[Dataset items]
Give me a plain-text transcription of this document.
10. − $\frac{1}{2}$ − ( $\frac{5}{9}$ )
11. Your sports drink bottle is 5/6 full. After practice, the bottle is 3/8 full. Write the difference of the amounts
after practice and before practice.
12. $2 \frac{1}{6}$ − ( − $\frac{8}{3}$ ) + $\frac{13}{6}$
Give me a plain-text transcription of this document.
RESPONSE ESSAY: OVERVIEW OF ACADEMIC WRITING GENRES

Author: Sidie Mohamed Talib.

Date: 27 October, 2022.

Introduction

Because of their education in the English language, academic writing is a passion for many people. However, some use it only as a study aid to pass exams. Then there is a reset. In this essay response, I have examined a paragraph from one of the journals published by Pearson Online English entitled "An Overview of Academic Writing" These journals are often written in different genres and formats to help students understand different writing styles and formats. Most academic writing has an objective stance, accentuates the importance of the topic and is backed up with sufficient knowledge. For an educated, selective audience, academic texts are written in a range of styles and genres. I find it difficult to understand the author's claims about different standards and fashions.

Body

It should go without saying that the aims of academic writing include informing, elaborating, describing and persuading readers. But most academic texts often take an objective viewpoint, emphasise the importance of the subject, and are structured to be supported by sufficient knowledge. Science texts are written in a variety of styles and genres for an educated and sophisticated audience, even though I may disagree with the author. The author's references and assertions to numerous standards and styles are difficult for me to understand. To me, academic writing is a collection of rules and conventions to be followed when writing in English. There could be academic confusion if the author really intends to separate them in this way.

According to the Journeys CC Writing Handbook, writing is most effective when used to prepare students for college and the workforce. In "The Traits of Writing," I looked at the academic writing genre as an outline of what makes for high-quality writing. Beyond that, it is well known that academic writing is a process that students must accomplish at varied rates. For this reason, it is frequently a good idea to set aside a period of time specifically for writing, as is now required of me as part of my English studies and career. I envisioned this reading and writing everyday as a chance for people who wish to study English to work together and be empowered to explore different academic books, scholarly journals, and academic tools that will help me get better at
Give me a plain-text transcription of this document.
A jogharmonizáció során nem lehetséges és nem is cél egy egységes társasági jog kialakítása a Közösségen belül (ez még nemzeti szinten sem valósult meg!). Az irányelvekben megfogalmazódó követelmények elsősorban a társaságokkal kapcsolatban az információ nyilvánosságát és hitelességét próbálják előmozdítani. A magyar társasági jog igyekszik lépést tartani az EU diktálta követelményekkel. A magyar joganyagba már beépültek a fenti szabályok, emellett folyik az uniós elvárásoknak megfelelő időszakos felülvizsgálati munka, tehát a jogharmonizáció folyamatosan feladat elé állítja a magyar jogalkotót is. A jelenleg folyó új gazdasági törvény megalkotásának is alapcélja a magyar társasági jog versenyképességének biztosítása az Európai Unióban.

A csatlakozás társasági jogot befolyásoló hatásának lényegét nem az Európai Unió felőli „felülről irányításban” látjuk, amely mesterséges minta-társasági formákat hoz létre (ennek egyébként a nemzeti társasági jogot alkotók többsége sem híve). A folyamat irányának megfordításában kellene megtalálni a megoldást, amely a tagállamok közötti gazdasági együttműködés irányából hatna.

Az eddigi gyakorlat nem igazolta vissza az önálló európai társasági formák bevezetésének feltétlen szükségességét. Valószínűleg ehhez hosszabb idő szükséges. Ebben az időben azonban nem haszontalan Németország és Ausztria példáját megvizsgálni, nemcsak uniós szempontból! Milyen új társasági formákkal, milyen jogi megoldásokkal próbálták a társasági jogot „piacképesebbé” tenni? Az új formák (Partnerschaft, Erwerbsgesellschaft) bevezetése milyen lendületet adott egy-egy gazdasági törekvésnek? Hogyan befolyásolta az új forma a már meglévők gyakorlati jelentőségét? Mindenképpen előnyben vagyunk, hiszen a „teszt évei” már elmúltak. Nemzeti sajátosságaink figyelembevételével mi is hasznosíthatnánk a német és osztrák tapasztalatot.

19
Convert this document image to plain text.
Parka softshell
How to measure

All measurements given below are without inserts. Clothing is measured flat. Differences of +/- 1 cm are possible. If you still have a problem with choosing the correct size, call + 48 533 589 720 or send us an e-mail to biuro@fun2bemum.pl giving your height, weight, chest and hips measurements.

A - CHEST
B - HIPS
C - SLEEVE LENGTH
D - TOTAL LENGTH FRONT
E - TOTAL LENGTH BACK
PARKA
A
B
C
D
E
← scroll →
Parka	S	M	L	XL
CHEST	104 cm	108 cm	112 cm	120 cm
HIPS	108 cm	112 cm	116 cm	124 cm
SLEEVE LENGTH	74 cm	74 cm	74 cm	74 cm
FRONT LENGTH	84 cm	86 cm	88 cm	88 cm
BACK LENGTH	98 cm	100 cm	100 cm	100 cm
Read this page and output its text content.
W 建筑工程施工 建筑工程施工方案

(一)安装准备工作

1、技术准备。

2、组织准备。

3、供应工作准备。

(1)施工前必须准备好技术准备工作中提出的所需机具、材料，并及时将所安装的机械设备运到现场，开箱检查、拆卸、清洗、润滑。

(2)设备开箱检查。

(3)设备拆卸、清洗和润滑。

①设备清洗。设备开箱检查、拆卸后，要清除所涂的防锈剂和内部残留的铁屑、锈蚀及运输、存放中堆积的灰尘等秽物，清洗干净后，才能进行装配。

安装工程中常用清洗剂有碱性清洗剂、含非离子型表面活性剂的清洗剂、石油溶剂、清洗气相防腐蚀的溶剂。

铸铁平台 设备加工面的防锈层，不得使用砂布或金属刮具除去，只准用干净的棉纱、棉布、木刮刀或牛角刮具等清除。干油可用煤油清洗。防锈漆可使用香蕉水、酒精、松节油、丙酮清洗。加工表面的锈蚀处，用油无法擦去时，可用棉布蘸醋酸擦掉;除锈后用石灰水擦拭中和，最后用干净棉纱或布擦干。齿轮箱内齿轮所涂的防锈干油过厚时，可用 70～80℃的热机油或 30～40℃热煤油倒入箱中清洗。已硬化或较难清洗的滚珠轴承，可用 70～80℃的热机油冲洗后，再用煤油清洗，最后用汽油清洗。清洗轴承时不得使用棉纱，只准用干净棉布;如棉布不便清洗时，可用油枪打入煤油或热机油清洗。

> **Problem statement**: Identify every line above with the string "FRONT" in it. Copy those lines.

> **The result**:
D - TOTAL LENGTH FRONT
FRONT LENGTH	84 cm	86 cm	88 cm	88 cm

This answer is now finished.